[Items from a data source]
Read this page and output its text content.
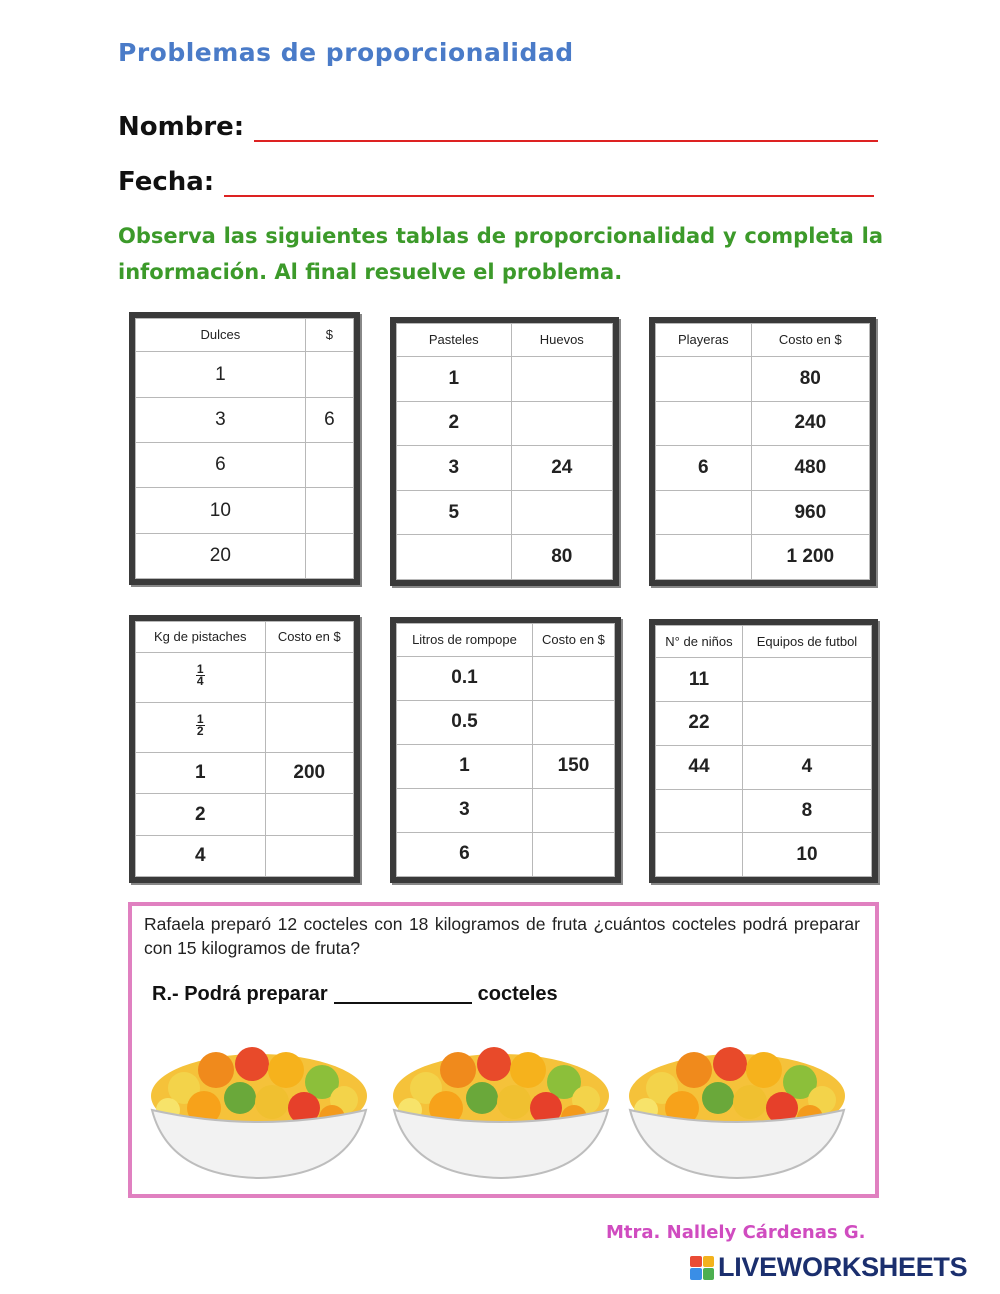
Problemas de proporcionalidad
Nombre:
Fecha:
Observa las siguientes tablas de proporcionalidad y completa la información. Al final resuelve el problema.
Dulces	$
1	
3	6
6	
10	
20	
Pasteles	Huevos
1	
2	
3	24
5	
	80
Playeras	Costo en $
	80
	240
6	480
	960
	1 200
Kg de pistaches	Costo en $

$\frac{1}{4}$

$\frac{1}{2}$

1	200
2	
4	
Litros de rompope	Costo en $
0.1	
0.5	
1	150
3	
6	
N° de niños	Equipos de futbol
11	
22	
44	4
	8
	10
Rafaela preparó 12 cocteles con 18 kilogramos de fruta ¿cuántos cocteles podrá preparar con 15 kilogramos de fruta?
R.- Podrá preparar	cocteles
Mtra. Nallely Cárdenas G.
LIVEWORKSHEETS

**Written exercise**
Each line above that holds the string "preparar" should be copied and shown.

**Response below**
Rafaela preparó 12 cocteles con 18 kilogramos de fruta ¿cuántos cocteles podrá preparar con 15 kilogramos de fruta?
R.- Podrá preparar	cocteles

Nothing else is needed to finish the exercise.